Repeat, exactly and completely, the entries shown underneath.
__________
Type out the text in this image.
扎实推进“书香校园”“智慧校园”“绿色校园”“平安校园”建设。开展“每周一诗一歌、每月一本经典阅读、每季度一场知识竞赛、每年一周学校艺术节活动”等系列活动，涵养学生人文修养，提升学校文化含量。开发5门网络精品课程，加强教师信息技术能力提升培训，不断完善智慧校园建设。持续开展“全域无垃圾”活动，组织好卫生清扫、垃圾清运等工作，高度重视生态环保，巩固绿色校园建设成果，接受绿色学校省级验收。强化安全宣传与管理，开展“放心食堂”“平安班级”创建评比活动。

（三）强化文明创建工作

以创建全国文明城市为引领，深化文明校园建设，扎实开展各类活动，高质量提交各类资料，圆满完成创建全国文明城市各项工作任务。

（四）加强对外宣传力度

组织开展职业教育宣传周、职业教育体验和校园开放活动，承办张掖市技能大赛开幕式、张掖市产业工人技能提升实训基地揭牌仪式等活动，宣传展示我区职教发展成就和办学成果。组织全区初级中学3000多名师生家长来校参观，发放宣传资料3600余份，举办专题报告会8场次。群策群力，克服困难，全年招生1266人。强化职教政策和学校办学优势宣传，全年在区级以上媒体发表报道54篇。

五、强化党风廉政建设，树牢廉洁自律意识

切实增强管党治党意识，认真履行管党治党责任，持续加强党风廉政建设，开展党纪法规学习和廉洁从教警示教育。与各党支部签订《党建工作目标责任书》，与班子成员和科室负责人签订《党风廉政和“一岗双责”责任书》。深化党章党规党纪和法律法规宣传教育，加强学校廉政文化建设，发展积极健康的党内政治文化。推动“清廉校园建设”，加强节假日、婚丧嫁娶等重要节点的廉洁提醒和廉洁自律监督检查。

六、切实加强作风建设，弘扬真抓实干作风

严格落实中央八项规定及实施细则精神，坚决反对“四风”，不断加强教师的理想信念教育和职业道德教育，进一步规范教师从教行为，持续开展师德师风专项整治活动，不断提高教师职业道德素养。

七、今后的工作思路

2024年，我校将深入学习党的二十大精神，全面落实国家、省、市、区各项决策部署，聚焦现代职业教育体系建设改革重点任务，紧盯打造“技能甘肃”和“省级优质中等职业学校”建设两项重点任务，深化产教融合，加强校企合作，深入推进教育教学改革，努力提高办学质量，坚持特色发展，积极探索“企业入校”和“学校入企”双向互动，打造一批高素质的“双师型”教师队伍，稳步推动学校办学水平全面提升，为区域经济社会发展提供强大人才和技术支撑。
__________
WRITTEN ANSWER —
Type out the text in this image.
扎实推进“书香校园”“智慧校园”“绿色校园”“平安校园”建设。开展“每周一诗一歌、每月一本经典阅读、每季度一场知识竞赛、每年一周学校艺术节活动”等系列活动，涵养学生人文修养，提升学校文化含量。开发5门网络精品课程，加强教师信息技术能力提升培训，不断完善智慧校园建设。持续开展“全域无垃圾”活动，组织好卫生清扫、垃圾清运等工作，高度重视生态环保，巩固绿色校园建设成果，接受绿色学校省级验收。强化安全宣传与管理，开展“放心食堂”“平安班级”创建评比活动。

（三）强化文明创建工作

以创建全国文明城市为引领，深化文明校园建设，扎实开展各类活动，高质量提交各类资料，圆满完成创建全国文明城市各项工作任务。

（四）加强对外宣传力度

组织开展职业教育宣传周、职业教育体验和校园开放活动，承办张掖市技能大赛开幕式、张掖市产业工人技能提升实训基地揭牌仪式等活动，宣传展示我区职教发展成就和办学成果。组织全区初级中学3000多名师生家长来校参观，发放宣传资料3600余份，举办专题报告会8场次。群策群力，克服困难，全年招生1266人。强化职教政策和学校办学优势宣传，全年在区级以上媒体发表报道54篇。

五、强化党风廉政建设，树牢廉洁自律意识

切实增强管党治党意识，认真履行管党治党责任，持续加强党风廉政建设，开展党纪法规学习和廉洁从教警示教育。与各党支部签订《党建工作目标责任书》，与班子成员和科室负责人签订《党风廉政和“一岗双责”责任书》。深化党章党规党纪和法律法规宣传教育，加强学校廉政文化建设，发展积极健康的党内政治文化。推动“清廉校园建设”，加强节假日、婚丧嫁娶等重要节点的廉洁提醒和廉洁自律监督检查。

六、切实加强作风建设，弘扬真抓实干作风

严格落实中央八项规定及实施细则精神，坚决反对“四风”，不断加强教师的理想信念教育和职业道德教育，进一步规范教师从教行为，持续开展师德师风专项整治活动，不断提高教师职业道德素养。

七、今后的工作思路

2024年，我校将深入学习党的二十大精神，全面落实国家、省、市、区各项决策部署，聚焦现代职业教育体系建设改革重点任务，紧盯打造“技能甘肃”和“省级优质中等职业学校”建设两项重点任务，深化产教融合，加强校企合作，深入推进教育教学改革，努力提高办学质量，坚持特色发展，积极探索“企业入校”和“学校入企”双向互动，打造一批高素质的“双师型”教师队伍，稳步推动学校办学水平全面提升，为区域经济社会发展提供强大人才和技术支撑。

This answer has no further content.